EXERCISE DESCRIPTION: Leave out every picture, then transcribe the rest of the listing exactly.
— START RECORD SET —
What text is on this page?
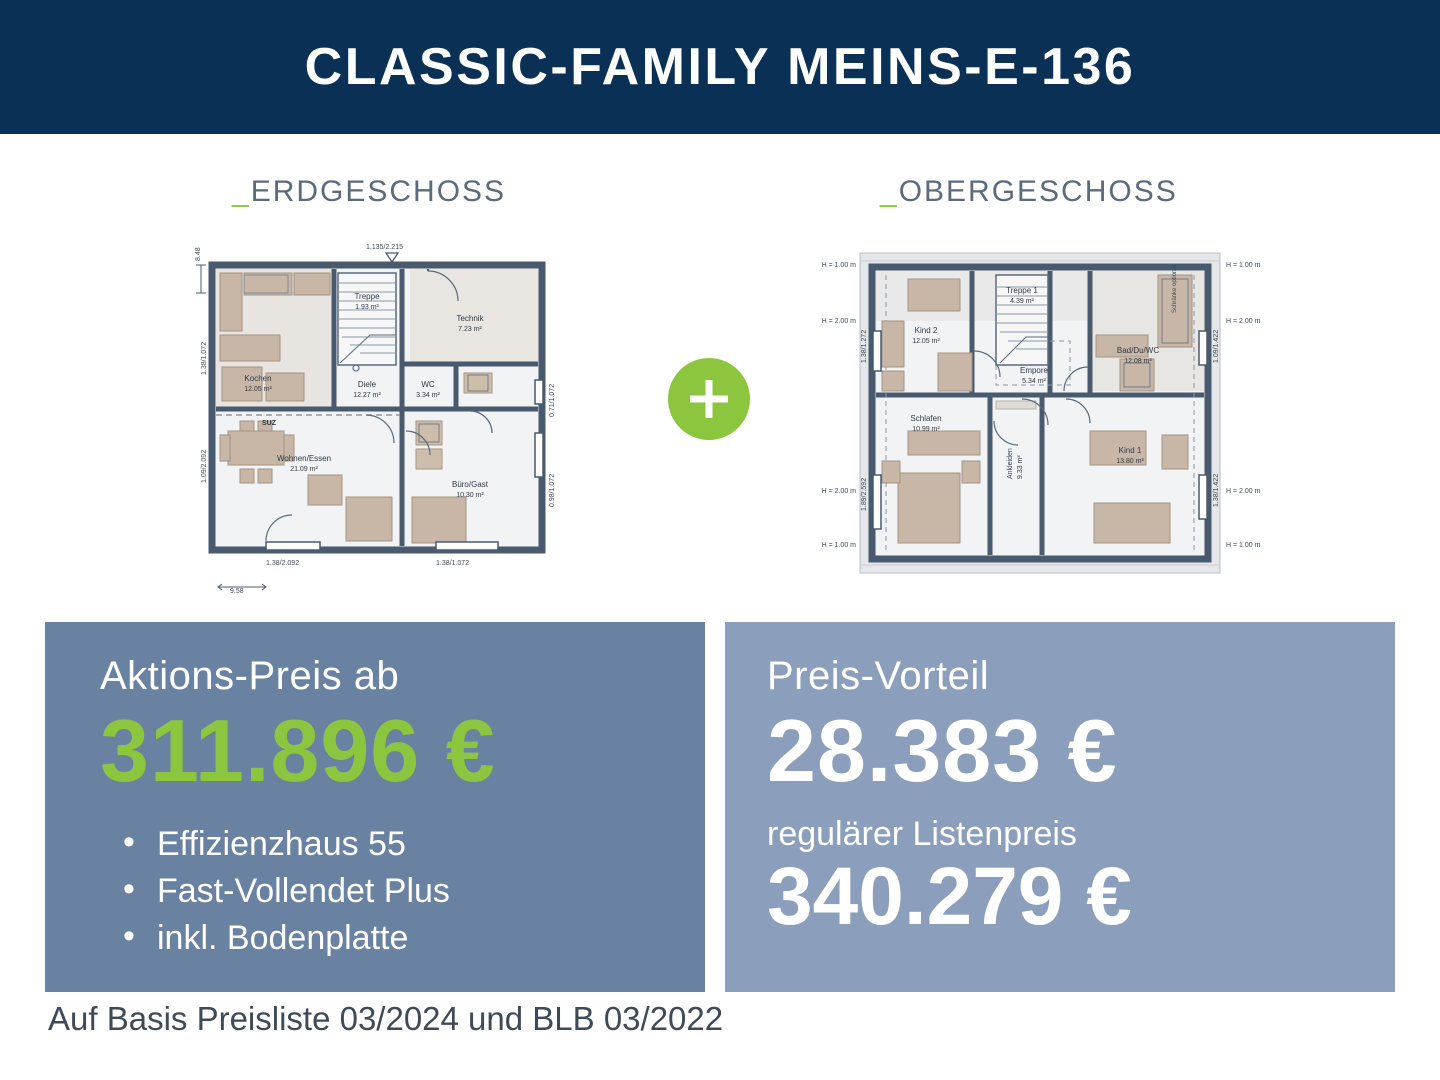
CLASSIC-FAMILY MEINS-E-136
_ERDGESCHOSS	_OBERGESCHOSS
1.135/2.215
8.48
1.38/1.072
1.09/2.092
0.71/1.072
0.98/1.072
1.38/2.092	1.38/1.072
9.58
SUZ
Treppe
1.93 m²
Technik
7.23 m²
Kochen
12.05 m²
Diele
12.27 m²
WC
3.34 m²
Wohnen/Essen
21.09 m²
Büro/Gast
10.30 m²
Schränke optional
H = 1.00 m
H = 2.00 m
H = 2.00 m
H = 1.00 m
H = 1.00 m
H = 2.00 m
H = 2.00 m
H = 1.00 m
1.38/1.272
1.89/2.592
1.09/1.422
1.38/1.422
Treppe 1
4.39 m²
Kind 2
12.05 m²
Bad/Du/WC
12.08 m²
Empore
5.34 m²
Schlafen
10.99 m²
Kind 1
13.80 m²
Ankleiden 9.33 m²
Aktions-Preis ab
311.896 €
• Effizienzhaus 55
• Fast-Vollendet Plus
• inkl. Bodenplatte
Preis-Vorteil
28.383 €
regulärer Listenpreis
340.279 €
Auf Basis Preisliste 03/2024 und BLB 03/2022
— END RECORD SET —
PROBLEM SOLUTION:
What text is on this page?
CLASSIC-FAMILY MEINS-E-136
_ERDGESCHOSS	_OBERGESCHOSS
1.135/2.215
8.48
1.38/1.072
1.09/2.092
0.71/1.072
0.98/1.072
1.38/2.092	1.38/1.072
9.58
SUZ
Treppe
1.93 m²
Technik
7.23 m²
Kochen
12.05 m²
Diele
12.27 m²
WC
3.34 m²
Wohnen/Essen
21.09 m²
Büro/Gast
10.30 m²
Schränke optional
H = 1.00 m
H = 2.00 m
H = 2.00 m
H = 1.00 m
H = 1.00 m
H = 2.00 m
H = 2.00 m
H = 1.00 m
1.38/1.272
1.89/2.592
1.09/1.422
1.38/1.422
Treppe 1
4.39 m²
Kind 2
12.05 m²
Bad/Du/WC
12.08 m²
Empore
5.34 m²
Schlafen
10.99 m²
Kind 1
13.80 m²
Ankleiden 9.33 m²
Aktions-Preis ab
311.896 €
• Effizienzhaus 55
• Fast-Vollendet Plus
• inkl. Bodenplatte
Preis-Vorteil
28.383 €
regulärer Listenpreis
340.279 €
Auf Basis Preisliste 03/2024 und BLB 03/2022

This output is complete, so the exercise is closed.